> _Problem requirements_: Quote all of the data exactly as given. Skip every picture it contains.

> _Data for this exercise_:
◆ ◆ ◆ ◆

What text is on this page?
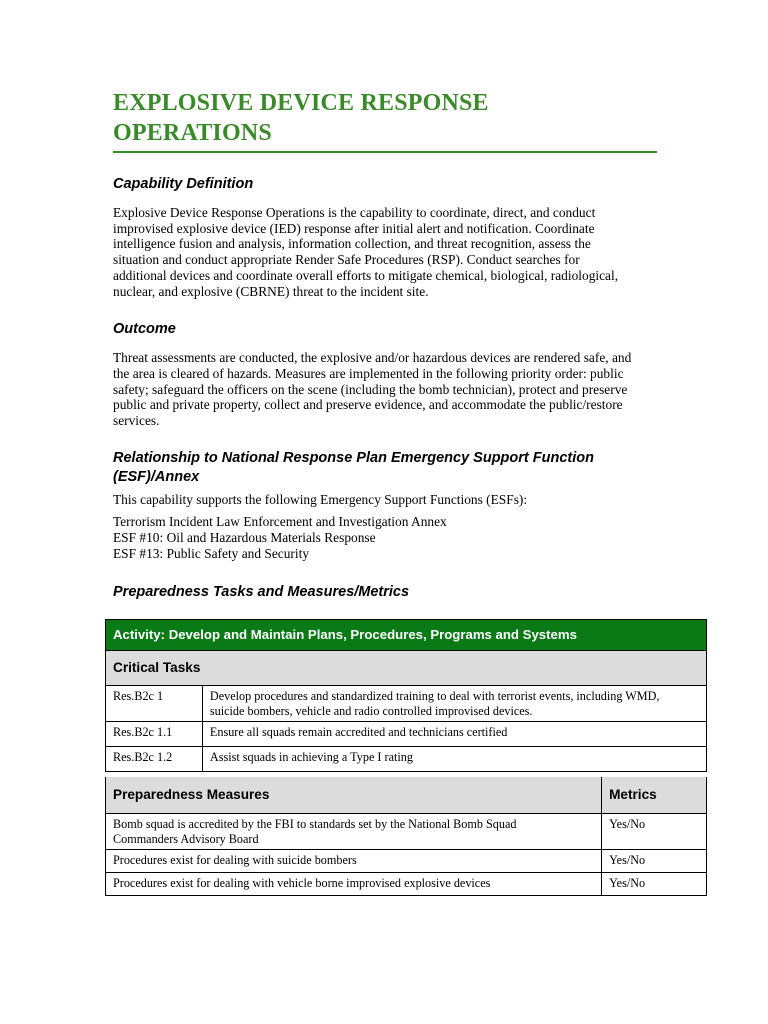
EXPLOSIVE DEVICE RESPONSE
OPERATIONS
Capability Definition

Explosive Device Response Operations is the capability to coordinate, direct, and conduct
improvised explosive device (IED) response after initial alert and notification. Coordinate
intelligence fusion and analysis, information collection, and threat recognition, assess the
situation and conduct appropriate Render Safe Procedures (RSP). Conduct searches for
additional devices and coordinate overall efforts to mitigate chemical, biological, radiological,
nuclear, and explosive (CBRNE) threat to the incident site.

Outcome

Threat assessments are conducted, the explosive and/or hazardous devices are rendered safe, and
the area is cleared of hazards. Measures are implemented in the following priority order: public
safety; safeguard the officers on the scene (including the bomb technician), protect and preserve
public and private property, collect and preserve evidence, and accommodate the public/restore
services.

Relationship to National Response Plan Emergency Support Function
(ESF)/Annex

This capability supports the following Emergency Support Functions (ESFs):

Terrorism Incident Law Enforcement and Investigation Annex
ESF #10: Oil and Hazardous Materials Response
ESF #13: Public Safety and Security

Preparedness Tasks and Measures/Metrics
Activity: Develop and Maintain Plans, Procedures, Programs and Systems	
Critical Tasks	
Res.B2c 1	Develop procedures and standardized training to deal with terrorist events, including WMD,
suicide bombers, vehicle and radio controlled improvised devices.
Res.B2c 1.1	Ensure all squads remain accredited and technicians certified
Res.B2c 1.2	Assist squads in achieving a Type I rating
Preparedness Measures	Metrics
Bomb squad is accredited by the FBI to standards set by the National Bomb Squad
Commanders Advisory Board	Yes/No
Procedures exist for dealing with suicide bombers	Yes/No
Procedures exist for dealing with vehicle borne improvised explosive devices	Yes/No
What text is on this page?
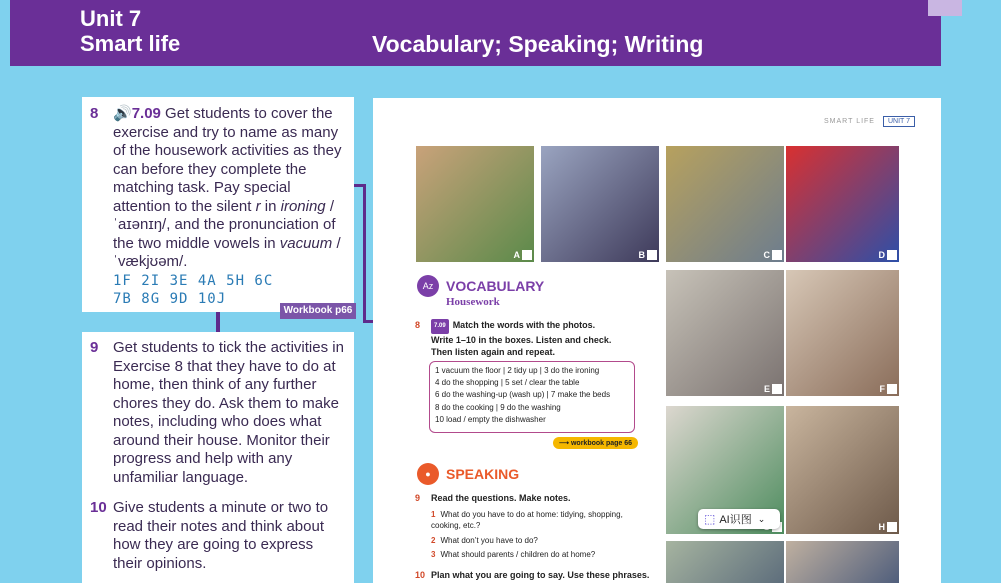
Unit 7
Smart life	Vocabulary; Speaking; Writing
8 🔊7.09 Get students to cover the exercise and try to name as many of the housework activities as they can before they complete the matching task. Pay special attention to the silent r in ironing /ˈaɪənɪŋ/, and the pronunciation of the two middle vowels in vacuum /ˈvækjʊəm/.
1F 2I 3E 4A 5H 6C
7B 8G 9D 10J
Workbook p66
9 Get students to tick the activities in Exercise 8 that they have to do at home, then think of any further chores they do. Ask them to make notes, including who does what around their house. Monitor their progress and help with any unfamiliar language.
10 Give students a minute or two to read their notes and think about how they are going to express their opinions.
SMART LIFE	UNIT 7
A	B	C	D
E	F
H
Az VOCABULARY
Housework
8	7.09 Match the words with the photos.
Write 1–10 in the boxes. Listen and check.
Then listen again and repeat.
1 vacuum the floor | 2 tidy up | 3 do the ironing
4 do the shopping | 5 set / clear the table
6 do the washing-up (wash up) | 7 make the beds
8 do the cooking | 9 do the washing
10 load / empty the dishwasher
⟶ workbook page 66
●	SPEAKING
9 Read the questions. Make notes.
1 What do you have to do at home: tidying, shopping, cooking, etc.?
2 What don’t you have to do?
3 What should parents / children do at home?
10 Plan what you are going to say. Use these phrases.
⬚ AI识图 ⌄
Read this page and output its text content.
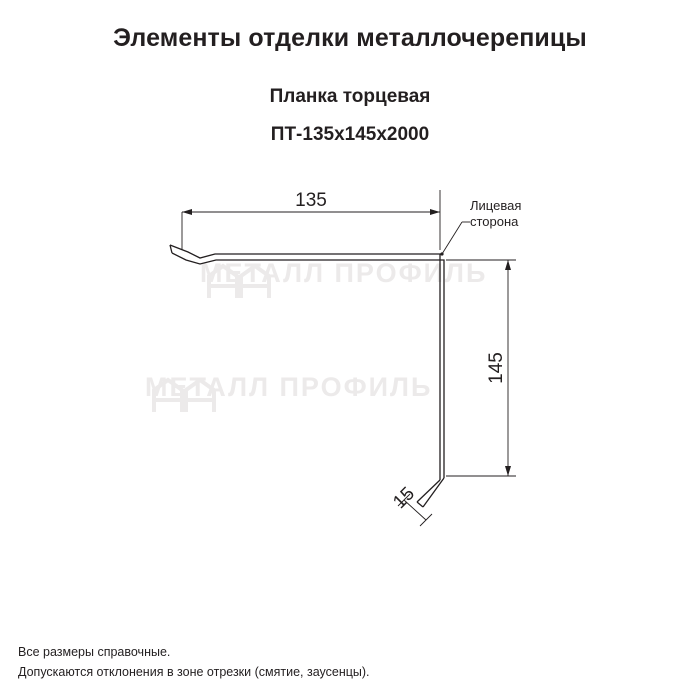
Элементы отделки металлочерепицы
Планка торцевая
ПТ-135х145х2000
МЕТАЛЛ ПРОФИЛЬ
МЕТАЛЛ ПРОФИЛЬ
135
145
15
Лицевая
сторона
Все размеры справочные.
Допускаются отклонения в зоне отрезки (смятие, заусенцы).
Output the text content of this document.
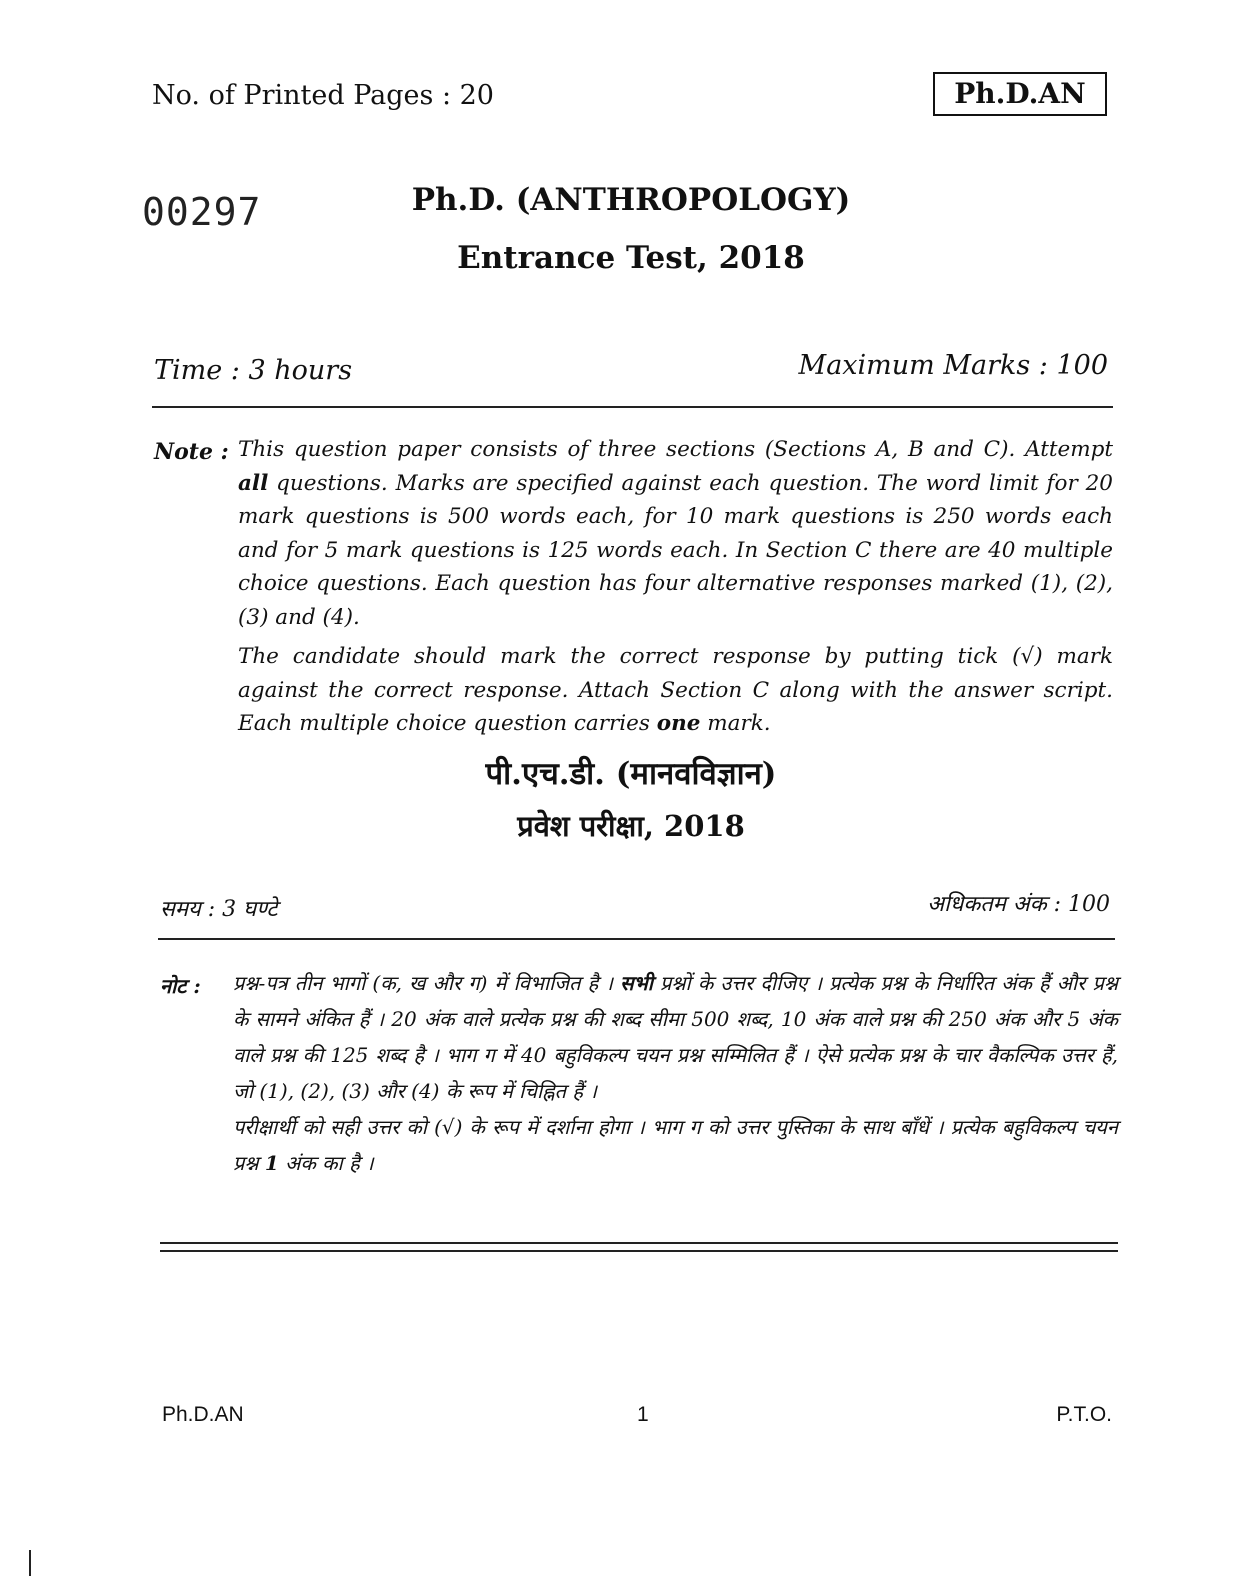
No. of Printed Pages : 20	Ph.D.AN
00297	Ph.D. (ANTHROPOLOGY)
Entrance Test, 2018
Time : 3 hours	Maximum Marks : 100
Note : This question paper consists of three sections (Sections A, B and C). Attempt all questions. Marks are specified against each question. The word limit for 20 mark questions is 500 words each, for 10 mark questions is 250 words each and for 5 mark questions is 125 words each. In Section C there are 40 multiple choice questions. Each question has four alternative responses marked (1), (2), (3) and (4).

The candidate should mark the correct response by putting tick (√) mark against the correct response. Attach Section C along with the answer script. Each multiple choice question carries one mark.

पी.एच.डी. (मानवविज्ञान)
प्रवेश परीक्षा, 2018
समय : 3 घण्टे	अधिकतम अंक : 100
नोट : प्रश्न-पत्र तीन भागों (क, ख और ग) में विभाजित है । सभी प्रश्नों के उत्तर दीजिए । प्रत्येक प्रश्न के निर्धारित अंक हैं और प्रश्न के सामने अंकित हैं । 20 अंक वाले प्रत्येक प्रश्न की शब्द सीमा 500 शब्द, 10 अंक वाले प्रश्न की 250 अंक और 5 अंक वाले प्रश्न की 125 शब्द है । भाग ग में 40 बहुविकल्प चयन प्रश्न सम्मिलित हैं । ऐसे प्रत्येक प्रश्न के चार वैकल्पिक उत्तर हैं, जो (1), (2), (3) और (4) के रूप में चिह्नित हैं ।

परीक्षार्थी को सही उत्तर को (√) के रूप में दर्शाना होगा । भाग ग को उत्तर पुस्तिका के साथ बाँधें । प्रत्येक बहुविकल्प चयन प्रश्न 1 अंक का है ।

Ph.D.AN	1	P.T.O.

◆ ◆ ◆ ◆

> _Correct result_:
What text is on this page?
EXPLOSIVE DEVICE RESPONSE
OPERATIONS
Capability Definition

Explosive Device Response Operations is the capability to coordinate, direct, and conduct
improvised explosive device (IED) response after initial alert and notification. Coordinate
intelligence fusion and analysis, information collection, and threat recognition, assess the
situation and conduct appropriate Render Safe Procedures (RSP). Conduct searches for
additional devices and coordinate overall efforts to mitigate chemical, biological, radiological,
nuclear, and explosive (CBRNE) threat to the incident site.

Outcome

Threat assessments are conducted, the explosive and/or hazardous devices are rendered safe, and
the area is cleared of hazards. Measures are implemented in the following priority order: public
safety; safeguard the officers on the scene (including the bomb technician), protect and preserve
public and private property, collect and preserve evidence, and accommodate the public/restore
services.

Relationship to National Response Plan Emergency Support Function
(ESF)/Annex

This capability supports the following Emergency Support Functions (ESFs):

Terrorism Incident Law Enforcement and Investigation Annex
ESF #10: Oil and Hazardous Materials Response
ESF #13: Public Safety and Security

Preparedness Tasks and Measures/Metrics
Activity: Develop and Maintain Plans, Procedures, Programs and Systems	
Critical Tasks	
Res.B2c 1	Develop procedures and standardized training to deal with terrorist events, including WMD,
suicide bombers, vehicle and radio controlled improvised devices.
Res.B2c 1.1	Ensure all squads remain accredited and technicians certified
Res.B2c 1.2	Assist squads in achieving a Type I rating
Preparedness Measures	Metrics
Bomb squad is accredited by the FBI to standards set by the National Bomb Squad
Commanders Advisory Board	Yes/No
Procedures exist for dealing with suicide bombers	Yes/No
Procedures exist for dealing with vehicle borne improvised explosive devices	Yes/No
What text is on this page?
Unit 7
Smart life	Vocabulary; Speaking; Writing
8 🔊7.09 Get students to cover the exercise and try to name as many of the housework activities as they can before they complete the matching task. Pay special attention to the silent r in ironing /ˈaɪənɪŋ/, and the pronunciation of the two middle vowels in vacuum /ˈvækjʊəm/.
1F 2I 3E 4A 5H 6C
7B 8G 9D 10J
Workbook p66
9 Get students to tick the activities in Exercise 8 that they have to do at home, then think of any further chores they do. Ask them to make notes, including who does what around their house. Monitor their progress and help with any unfamiliar language.
10 Give students a minute or two to read their notes and think about how they are going to express their opinions.
SMART LIFE	UNIT 7
A	B	C	D
E	F
H
Az VOCABULARY
Housework
8	7.09 Match the words with the photos.
Write 1–10 in the boxes. Listen and check.
Then listen again and repeat.
1 vacuum the floor | 2 tidy up | 3 do the ironing
4 do the shopping | 5 set / clear the table
6 do the washing-up (wash up) | 7 make the beds
8 do the cooking | 9 do the washing
10 load / empty the dishwasher
⟶ workbook page 66
●	SPEAKING
9 Read the questions. Make notes.
1 What do you have to do at home: tidying, shopping, cooking, etc.?
2 What don’t you have to do?
3 What should parents / children do at home?
10 Plan what you are going to say. Use these phrases.
⬚ AI识图 ⌄
Read this page and output its text content.
Элементы отделки металлочерепицы
Планка торцевая
ПТ-135х145х2000
МЕТАЛЛ ПРОФИЛЬ
МЕТАЛЛ ПРОФИЛЬ
135
145
15
Лицевая
сторона
Все размеры справочные.
Допускаются отклонения в зоне отрезки (смятие, заусенцы).
Output the text content of this document.
No. of Printed Pages : 20	Ph.D.AN
00297	Ph.D. (ANTHROPOLOGY)
Entrance Test, 2018
Time : 3 hours	Maximum Marks : 100
Note : This question paper consists of three sections (Sections A, B and C). Attempt all questions. Marks are specified against each question. The word limit for 20 mark questions is 500 words each, for 10 mark questions is 250 words each and for 5 mark questions is 125 words each. In Section C there are 40 multiple choice questions. Each question has four alternative responses marked (1), (2), (3) and (4).

The candidate should mark the correct response by putting tick (√) mark against the correct response. Attach Section C along with the answer script. Each multiple choice question carries one mark.

पी.एच.डी. (मानवविज्ञान)
प्रवेश परीक्षा, 2018
समय : 3 घण्टे	अधिकतम अंक : 100
नोट : प्रश्न-पत्र तीन भागों (क, ख और ग) में विभाजित है । सभी प्रश्नों के उत्तर दीजिए । प्रत्येक प्रश्न के निर्धारित अंक हैं और प्रश्न के सामने अंकित हैं । 20 अंक वाले प्रत्येक प्रश्न की शब्द सीमा 500 शब्द, 10 अंक वाले प्रश्न की 250 अंक और 5 अंक वाले प्रश्न की 125 शब्द है । भाग ग में 40 बहुविकल्प चयन प्रश्न सम्मिलित हैं । ऐसे प्रत्येक प्रश्न के चार वैकल्पिक उत्तर हैं, जो (1), (2), (3) और (4) के रूप में चिह्नित हैं ।

परीक्षार्थी को सही उत्तर को (√) के रूप में दर्शाना होगा । भाग ग को उत्तर पुस्तिका के साथ बाँधें । प्रत्येक बहुविकल्प चयन प्रश्न 1 अंक का है ।

Ph.D.AN	1	P.T.O.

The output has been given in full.